- Data section

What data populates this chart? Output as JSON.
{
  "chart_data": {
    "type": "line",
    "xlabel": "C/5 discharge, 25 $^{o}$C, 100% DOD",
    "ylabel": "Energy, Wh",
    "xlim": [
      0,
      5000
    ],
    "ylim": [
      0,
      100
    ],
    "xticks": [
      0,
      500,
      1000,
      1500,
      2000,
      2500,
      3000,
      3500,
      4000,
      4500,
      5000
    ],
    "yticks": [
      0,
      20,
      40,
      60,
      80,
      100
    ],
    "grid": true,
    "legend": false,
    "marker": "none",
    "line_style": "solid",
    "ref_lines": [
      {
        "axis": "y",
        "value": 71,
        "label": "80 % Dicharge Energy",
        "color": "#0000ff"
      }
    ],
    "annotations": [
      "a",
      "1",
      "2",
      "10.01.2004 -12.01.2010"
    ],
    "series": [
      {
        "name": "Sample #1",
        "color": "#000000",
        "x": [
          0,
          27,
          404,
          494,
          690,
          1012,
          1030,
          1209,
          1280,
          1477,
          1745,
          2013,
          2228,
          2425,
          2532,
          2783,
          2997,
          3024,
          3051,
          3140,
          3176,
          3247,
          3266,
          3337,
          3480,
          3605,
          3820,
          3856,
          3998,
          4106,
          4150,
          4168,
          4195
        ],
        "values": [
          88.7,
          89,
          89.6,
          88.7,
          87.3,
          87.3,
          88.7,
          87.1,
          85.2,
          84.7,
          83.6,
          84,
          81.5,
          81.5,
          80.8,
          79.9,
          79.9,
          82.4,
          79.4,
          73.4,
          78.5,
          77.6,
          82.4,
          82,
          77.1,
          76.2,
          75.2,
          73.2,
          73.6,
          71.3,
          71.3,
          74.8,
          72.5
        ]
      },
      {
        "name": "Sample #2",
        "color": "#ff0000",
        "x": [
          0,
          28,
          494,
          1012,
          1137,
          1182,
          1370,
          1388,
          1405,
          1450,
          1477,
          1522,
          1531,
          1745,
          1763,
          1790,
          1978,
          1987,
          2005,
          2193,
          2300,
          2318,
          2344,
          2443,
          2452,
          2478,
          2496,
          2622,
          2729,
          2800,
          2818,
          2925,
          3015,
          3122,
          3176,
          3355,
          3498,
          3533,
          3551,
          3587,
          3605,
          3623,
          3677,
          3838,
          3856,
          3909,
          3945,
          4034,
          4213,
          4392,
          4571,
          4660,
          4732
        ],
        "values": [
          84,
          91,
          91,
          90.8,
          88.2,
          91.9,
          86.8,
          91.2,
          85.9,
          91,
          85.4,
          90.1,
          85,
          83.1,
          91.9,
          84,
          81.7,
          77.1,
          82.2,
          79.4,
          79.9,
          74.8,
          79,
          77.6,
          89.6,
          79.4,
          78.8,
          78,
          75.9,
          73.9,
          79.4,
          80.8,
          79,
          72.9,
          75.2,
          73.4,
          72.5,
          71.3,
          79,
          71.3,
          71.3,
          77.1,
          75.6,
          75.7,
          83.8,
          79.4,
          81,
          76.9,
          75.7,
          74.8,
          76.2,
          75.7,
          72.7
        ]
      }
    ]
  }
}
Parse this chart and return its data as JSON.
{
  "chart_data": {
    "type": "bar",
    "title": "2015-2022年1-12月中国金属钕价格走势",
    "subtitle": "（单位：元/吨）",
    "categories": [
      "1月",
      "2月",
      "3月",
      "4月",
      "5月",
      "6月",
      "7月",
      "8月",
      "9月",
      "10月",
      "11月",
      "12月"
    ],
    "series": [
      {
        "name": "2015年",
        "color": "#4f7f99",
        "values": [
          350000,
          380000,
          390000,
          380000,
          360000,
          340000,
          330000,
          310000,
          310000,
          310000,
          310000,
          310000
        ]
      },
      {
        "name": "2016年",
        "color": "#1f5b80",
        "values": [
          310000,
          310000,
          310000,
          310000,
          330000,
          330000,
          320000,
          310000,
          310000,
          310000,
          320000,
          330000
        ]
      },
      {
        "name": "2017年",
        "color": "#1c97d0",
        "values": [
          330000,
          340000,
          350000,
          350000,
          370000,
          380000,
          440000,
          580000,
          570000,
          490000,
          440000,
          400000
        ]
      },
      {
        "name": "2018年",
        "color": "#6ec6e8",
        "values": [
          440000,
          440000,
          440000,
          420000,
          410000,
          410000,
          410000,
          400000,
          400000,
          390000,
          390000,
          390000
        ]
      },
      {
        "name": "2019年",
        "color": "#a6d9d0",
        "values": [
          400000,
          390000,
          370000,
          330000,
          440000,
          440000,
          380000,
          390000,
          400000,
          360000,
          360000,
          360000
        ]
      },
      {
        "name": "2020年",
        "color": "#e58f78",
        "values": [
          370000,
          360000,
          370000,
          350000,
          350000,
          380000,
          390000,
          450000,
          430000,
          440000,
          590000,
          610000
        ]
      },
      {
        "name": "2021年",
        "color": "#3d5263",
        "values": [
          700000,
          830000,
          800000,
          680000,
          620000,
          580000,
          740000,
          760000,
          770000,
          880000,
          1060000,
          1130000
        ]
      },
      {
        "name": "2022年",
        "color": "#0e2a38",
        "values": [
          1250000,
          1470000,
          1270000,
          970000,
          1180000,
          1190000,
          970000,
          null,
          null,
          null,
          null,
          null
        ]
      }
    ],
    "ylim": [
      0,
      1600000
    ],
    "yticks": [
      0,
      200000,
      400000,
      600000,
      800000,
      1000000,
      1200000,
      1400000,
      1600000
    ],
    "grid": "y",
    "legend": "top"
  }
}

- Aim of the task
Where a line above contains the word "Energy", copy that line.

- The completed task
    "ylabel": "Energy, Wh",
        "label": "80 % Dicharge Energy",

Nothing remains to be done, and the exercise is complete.